JOB >> Copy out each line of the material below that holds the string "appearance".

Stored records:
+ + + +

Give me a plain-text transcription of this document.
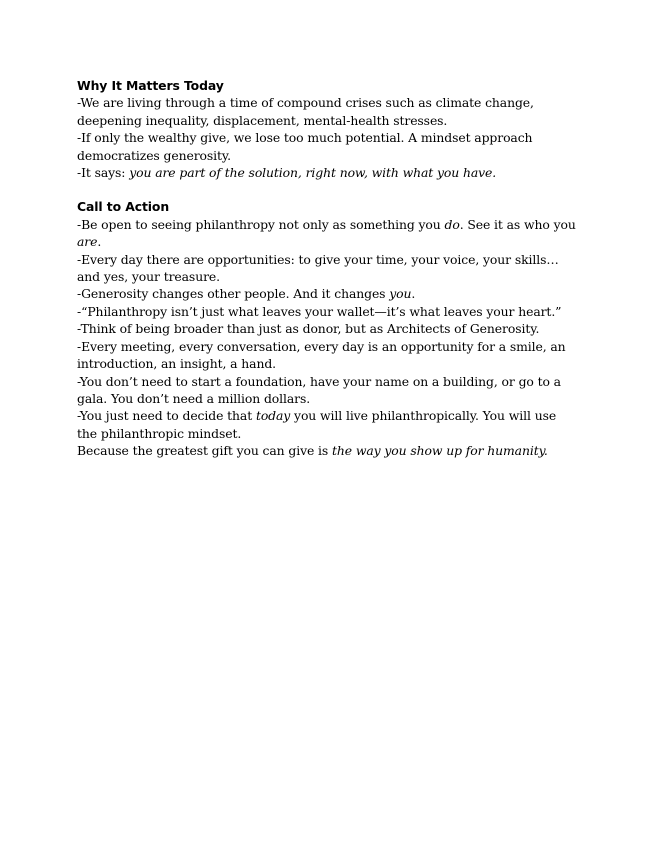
Why It Matters Today

-We are living through a time of compound crises such as climate change, deepening inequality, displacement, mental-health stresses.

-If only the wealthy give, we lose too much potential. A mindset approach democratizes generosity.

-It says: you are part of the solution, right now, with what you have.

Call to Action

-Be open to seeing philanthropy not only as something you do. See it as who you are.

-Every day there are opportunities: to give your time, your voice, your skills…and yes, your treasure.

-Generosity changes other people. And it changes you.

-“Philanthropy isn’t just what leaves your wallet—it’s what leaves your heart.”

-Think of being broader than just as donor, but as Architects of Generosity.

-Every meeting, every conversation, every day is an opportunity for a smile, an introduction, an insight, a hand.

-You don’t need to start a foundation, have your name on a building, or go to a gala. You don’t need a million dollars.

-You just need to decide that today you will live philanthropically. You will use the philanthropic mindset.

Because the greatest gift you can give is the way you show up for humanity.
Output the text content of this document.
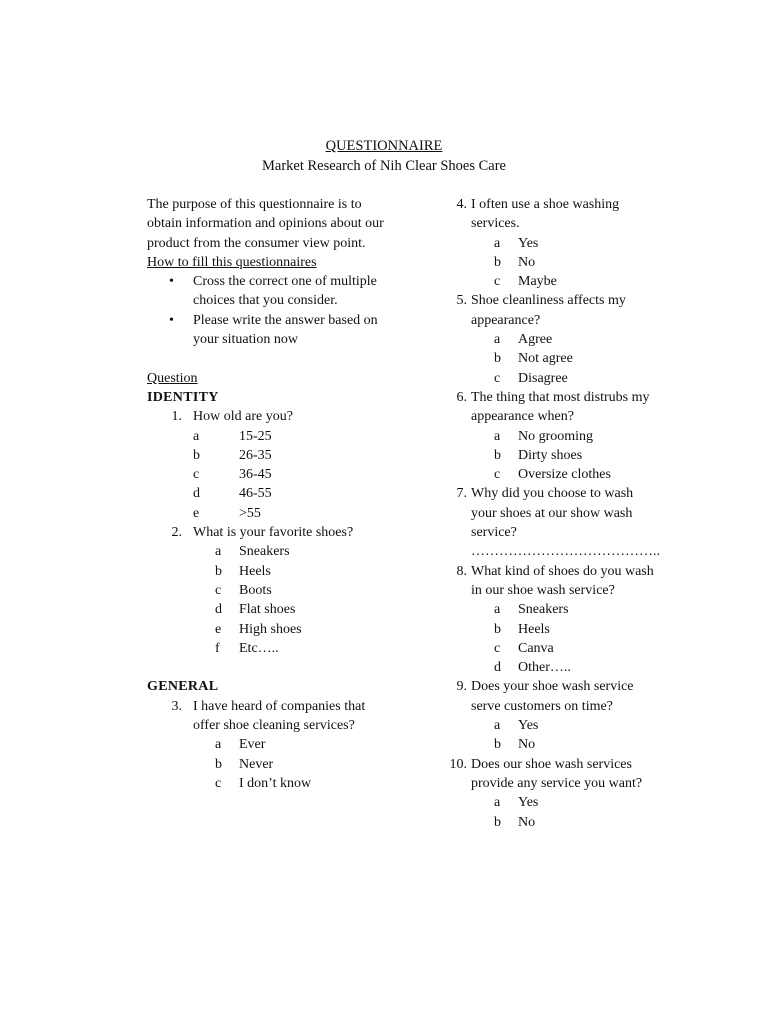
QUESTIONNAIRE
Market Research of Nih Clear Shoes Care

The purpose of this questionnaire is to obtain information and opinions about our product from the consumer view point.

How to fill this questionnaires

• Cross the correct one of multiple choices that you consider.
• Please write the answer based on your situation now

Question

IDENTITY

1. How old are you?
a	15-25
b	26-35
c	36-45
d	46-55
e	>55
2. What is your favorite shoes?
a Sneakers
b Heels
c Boots
d Flat shoes
e High shoes
f Etc…..

GENERAL

3. I have heard of companies that offer shoe cleaning services?
a Ever
b Never
c I don’t know
4. I often use a shoe washing services.
a Yes
b No
c Maybe
5. Shoe cleanliness affects my appearance?
a Agree
b Not agree
c Disagree
6. The thing that most distrubs my appearance when?
a No grooming
b Dirty shoes
c Oversize clothes
7. Why did you choose to wash your shoes at our show wash service?
…………………………………..
8. What kind of shoes do you wash in our shoe wash service?
a Sneakers
b Heels
c Canva
d Other…..
9. Does your shoe wash service serve customers on time?
a Yes
b No
10. Does our shoe wash services provide any service you want?
a Yes
b No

+ + + +

EXERCISE ANSWER >>
5. Shoe cleanliness affects my appearance?
6. The thing that most distrubs my appearance when?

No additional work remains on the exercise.